> [Task statement]
Scan the data. Collect each line that contains the word "heavy".

> [Provided material]

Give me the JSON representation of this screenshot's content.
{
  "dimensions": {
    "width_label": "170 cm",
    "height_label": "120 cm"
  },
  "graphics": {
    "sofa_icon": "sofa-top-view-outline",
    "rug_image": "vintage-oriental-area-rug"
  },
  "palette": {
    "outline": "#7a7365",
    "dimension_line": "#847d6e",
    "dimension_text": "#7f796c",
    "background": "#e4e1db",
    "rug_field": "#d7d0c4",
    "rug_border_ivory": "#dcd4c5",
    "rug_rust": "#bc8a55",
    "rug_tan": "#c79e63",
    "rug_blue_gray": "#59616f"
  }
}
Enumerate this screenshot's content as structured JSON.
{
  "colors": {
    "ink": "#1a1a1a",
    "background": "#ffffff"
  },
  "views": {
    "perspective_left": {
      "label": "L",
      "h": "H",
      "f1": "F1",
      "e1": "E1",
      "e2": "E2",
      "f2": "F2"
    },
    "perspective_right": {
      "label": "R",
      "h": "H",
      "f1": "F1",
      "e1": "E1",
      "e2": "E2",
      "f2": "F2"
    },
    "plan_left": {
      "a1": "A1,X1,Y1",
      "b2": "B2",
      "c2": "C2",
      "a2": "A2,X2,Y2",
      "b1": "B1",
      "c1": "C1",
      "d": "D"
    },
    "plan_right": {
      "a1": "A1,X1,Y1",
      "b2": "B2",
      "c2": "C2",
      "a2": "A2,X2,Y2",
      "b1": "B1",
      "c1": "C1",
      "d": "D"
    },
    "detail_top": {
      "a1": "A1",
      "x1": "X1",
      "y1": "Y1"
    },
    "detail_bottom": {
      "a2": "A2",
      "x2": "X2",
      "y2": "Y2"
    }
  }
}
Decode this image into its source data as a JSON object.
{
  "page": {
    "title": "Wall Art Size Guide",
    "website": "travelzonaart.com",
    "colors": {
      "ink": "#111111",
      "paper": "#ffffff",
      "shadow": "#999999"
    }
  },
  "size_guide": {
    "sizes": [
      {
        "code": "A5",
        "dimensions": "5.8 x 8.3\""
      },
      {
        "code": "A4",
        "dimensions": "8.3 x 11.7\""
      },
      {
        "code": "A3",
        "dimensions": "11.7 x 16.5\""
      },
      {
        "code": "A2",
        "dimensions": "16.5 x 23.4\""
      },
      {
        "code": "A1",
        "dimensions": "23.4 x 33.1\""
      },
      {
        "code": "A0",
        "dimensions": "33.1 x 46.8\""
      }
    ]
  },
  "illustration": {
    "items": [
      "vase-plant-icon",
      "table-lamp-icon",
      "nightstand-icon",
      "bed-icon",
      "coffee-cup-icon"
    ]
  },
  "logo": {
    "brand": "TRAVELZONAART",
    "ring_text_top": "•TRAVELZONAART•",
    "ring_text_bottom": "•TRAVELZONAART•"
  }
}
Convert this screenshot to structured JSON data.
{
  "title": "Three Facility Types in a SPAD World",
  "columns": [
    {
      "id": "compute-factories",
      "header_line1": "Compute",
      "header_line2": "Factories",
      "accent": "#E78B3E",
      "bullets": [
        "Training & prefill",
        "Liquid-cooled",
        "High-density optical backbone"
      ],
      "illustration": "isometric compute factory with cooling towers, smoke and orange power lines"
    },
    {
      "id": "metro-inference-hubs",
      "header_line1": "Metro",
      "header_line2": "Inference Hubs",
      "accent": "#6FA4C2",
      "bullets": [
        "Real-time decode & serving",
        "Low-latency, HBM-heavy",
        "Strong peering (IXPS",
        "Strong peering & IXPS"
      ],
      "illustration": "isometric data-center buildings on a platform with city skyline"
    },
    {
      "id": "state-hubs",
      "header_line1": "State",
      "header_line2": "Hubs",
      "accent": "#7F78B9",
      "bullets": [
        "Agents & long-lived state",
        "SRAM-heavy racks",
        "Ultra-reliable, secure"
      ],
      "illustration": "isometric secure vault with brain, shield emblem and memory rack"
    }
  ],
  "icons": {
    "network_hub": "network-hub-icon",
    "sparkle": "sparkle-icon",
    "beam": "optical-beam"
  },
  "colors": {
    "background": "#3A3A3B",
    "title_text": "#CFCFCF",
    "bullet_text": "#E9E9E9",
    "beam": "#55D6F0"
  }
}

> [Solution below]
        "Low-latency, HBM-heavy",
        "SRAM-heavy racks",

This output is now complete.